Rewrite the material below, renaming every "app-label" to "app-caption" and keeping everything else unchanged.

Element position data:
---*---
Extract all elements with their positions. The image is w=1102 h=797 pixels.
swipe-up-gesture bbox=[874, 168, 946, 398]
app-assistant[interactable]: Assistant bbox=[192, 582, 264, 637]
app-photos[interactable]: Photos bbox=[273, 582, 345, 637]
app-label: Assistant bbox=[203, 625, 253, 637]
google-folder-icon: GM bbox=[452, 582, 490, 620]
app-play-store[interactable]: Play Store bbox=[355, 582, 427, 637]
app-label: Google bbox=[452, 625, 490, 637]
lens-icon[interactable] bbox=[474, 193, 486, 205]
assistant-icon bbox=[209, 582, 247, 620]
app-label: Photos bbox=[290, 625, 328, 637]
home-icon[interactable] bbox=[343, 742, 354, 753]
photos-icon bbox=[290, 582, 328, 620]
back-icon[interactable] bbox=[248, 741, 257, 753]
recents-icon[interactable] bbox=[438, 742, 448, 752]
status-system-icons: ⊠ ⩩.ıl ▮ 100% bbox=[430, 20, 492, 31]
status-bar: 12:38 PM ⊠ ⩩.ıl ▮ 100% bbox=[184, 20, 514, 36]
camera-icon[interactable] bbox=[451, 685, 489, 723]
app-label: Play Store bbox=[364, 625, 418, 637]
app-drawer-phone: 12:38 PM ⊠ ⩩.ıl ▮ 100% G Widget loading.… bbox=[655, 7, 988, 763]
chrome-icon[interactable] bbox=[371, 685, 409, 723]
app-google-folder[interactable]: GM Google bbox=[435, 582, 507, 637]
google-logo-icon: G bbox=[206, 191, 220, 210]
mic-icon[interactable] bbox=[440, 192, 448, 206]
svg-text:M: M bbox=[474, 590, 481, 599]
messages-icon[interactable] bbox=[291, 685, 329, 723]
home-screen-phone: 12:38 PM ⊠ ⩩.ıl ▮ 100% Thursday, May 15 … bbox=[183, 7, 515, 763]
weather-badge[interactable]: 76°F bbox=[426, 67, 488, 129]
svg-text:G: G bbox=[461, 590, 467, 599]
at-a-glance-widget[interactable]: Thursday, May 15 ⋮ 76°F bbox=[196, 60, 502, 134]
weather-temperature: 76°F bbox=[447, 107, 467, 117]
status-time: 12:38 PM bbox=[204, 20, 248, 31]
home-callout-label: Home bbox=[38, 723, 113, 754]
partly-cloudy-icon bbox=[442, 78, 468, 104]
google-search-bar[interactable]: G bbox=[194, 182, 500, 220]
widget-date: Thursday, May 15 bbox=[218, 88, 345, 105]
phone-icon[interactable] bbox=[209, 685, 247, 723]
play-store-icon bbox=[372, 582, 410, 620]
---*---
RESULT FOR THIS EXERCISE >>
Extract all elements with their positions. The image is w=1102 h=797 pixels.
swipe-up-gesture bbox=[874, 168, 946, 398]
app-assistant[interactable]: Assistant bbox=[192, 582, 264, 637]
app-photos[interactable]: Photos bbox=[273, 582, 345, 637]
app-caption: Assistant bbox=[203, 625, 253, 637]
google-folder-icon: GM bbox=[452, 582, 490, 620]
app-play-store[interactable]: Play Store bbox=[355, 582, 427, 637]
app-caption: Google bbox=[452, 625, 490, 637]
lens-icon[interactable] bbox=[474, 193, 486, 205]
assistant-icon bbox=[209, 582, 247, 620]
app-caption: Photos bbox=[290, 625, 328, 637]
home-icon[interactable] bbox=[343, 742, 354, 753]
photos-icon bbox=[290, 582, 328, 620]
back-icon[interactable] bbox=[248, 741, 257, 753]
recents-icon[interactable] bbox=[438, 742, 448, 752]
status-system-icons: ⊠ ⩩.ıl ▮ 100% bbox=[430, 20, 492, 31]
status-bar: 12:38 PM ⊠ ⩩.ıl ▮ 100% bbox=[184, 20, 514, 36]
camera-icon[interactable] bbox=[451, 685, 489, 723]
app-caption: Play Store bbox=[364, 625, 418, 637]
app-drawer-phone: 12:38 PM ⊠ ⩩.ıl ▮ 100% G Widget loading.… bbox=[655, 7, 988, 763]
chrome-icon[interactable] bbox=[371, 685, 409, 723]
app-google-folder[interactable]: GM Google bbox=[435, 582, 507, 637]
google-logo-icon: G bbox=[206, 191, 220, 210]
mic-icon[interactable] bbox=[440, 192, 448, 206]
svg-text:M: M bbox=[474, 590, 481, 599]
messages-icon[interactable] bbox=[291, 685, 329, 723]
home-screen-phone: 12:38 PM ⊠ ⩩.ıl ▮ 100% Thursday, May 15 … bbox=[183, 7, 515, 763]
weather-badge[interactable]: 76°F bbox=[426, 67, 488, 129]
svg-text:G: G bbox=[461, 590, 467, 599]
at-a-glance-widget[interactable]: Thursday, May 15 ⋮ 76°F bbox=[196, 60, 502, 134]
weather-temperature: 76°F bbox=[447, 107, 467, 117]
status-time: 12:38 PM bbox=[204, 20, 248, 31]
home-callout-label: Home bbox=[38, 723, 113, 754]
partly-cloudy-icon bbox=[442, 78, 468, 104]
google-search-bar[interactable]: G bbox=[194, 182, 500, 220]
widget-date: Thursday, May 15 bbox=[218, 88, 345, 105]
phone-icon[interactable] bbox=[209, 685, 247, 723]
play-store-icon bbox=[372, 582, 410, 620]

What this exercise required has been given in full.